**SET PROBLEM**
Separate out the lines that hold "example".

**SUPPLIED RECORDS**

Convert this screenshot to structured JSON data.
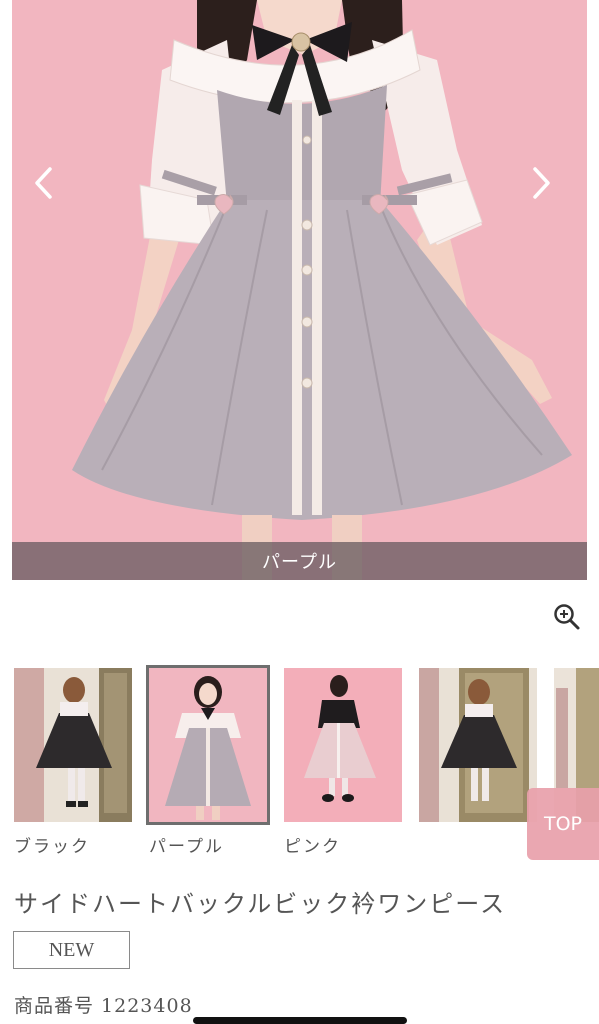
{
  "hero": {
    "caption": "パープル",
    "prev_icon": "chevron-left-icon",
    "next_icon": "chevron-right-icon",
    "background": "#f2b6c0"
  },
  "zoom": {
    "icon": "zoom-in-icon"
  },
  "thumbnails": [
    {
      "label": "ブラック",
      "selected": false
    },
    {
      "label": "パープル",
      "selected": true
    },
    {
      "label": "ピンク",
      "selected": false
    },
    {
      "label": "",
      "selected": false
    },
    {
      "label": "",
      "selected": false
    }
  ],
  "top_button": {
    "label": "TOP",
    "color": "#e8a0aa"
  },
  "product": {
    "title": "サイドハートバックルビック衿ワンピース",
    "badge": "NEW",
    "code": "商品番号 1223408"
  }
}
---
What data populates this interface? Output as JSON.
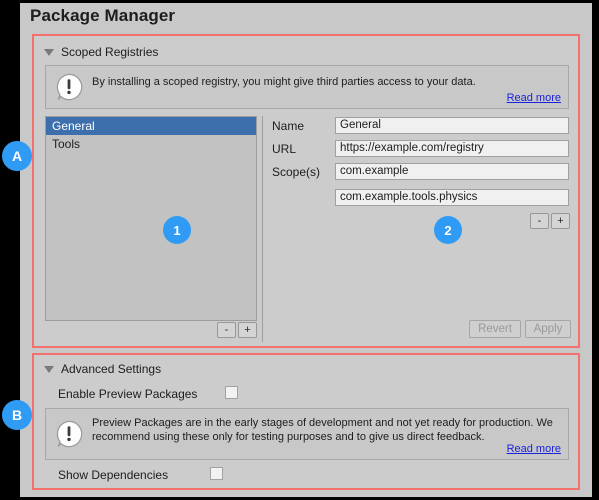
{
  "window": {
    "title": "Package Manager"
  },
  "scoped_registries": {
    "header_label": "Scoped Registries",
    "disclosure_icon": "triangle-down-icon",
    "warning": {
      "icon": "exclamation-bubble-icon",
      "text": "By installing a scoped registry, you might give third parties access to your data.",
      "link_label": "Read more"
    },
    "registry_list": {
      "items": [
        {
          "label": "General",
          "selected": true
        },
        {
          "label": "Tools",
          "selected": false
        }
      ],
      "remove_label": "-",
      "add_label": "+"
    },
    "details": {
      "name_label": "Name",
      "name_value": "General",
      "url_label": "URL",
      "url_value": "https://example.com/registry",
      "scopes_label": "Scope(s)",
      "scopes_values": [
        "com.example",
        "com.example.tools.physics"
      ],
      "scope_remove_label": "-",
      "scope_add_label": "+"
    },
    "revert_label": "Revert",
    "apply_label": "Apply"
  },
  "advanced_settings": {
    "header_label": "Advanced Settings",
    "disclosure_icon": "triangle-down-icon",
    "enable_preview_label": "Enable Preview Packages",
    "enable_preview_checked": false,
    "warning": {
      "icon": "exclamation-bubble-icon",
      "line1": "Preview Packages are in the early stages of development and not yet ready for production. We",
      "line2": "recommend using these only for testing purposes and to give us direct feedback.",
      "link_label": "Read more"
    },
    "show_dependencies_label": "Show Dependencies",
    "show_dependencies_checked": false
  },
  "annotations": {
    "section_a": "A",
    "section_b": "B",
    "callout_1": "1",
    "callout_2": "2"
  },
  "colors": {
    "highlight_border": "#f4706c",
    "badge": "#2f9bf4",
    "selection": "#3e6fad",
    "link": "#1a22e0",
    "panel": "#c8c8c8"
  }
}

**THE REPLY**
      "url_value": "https://example.com/registry",
        "com.example",
        "com.example.tools.physics"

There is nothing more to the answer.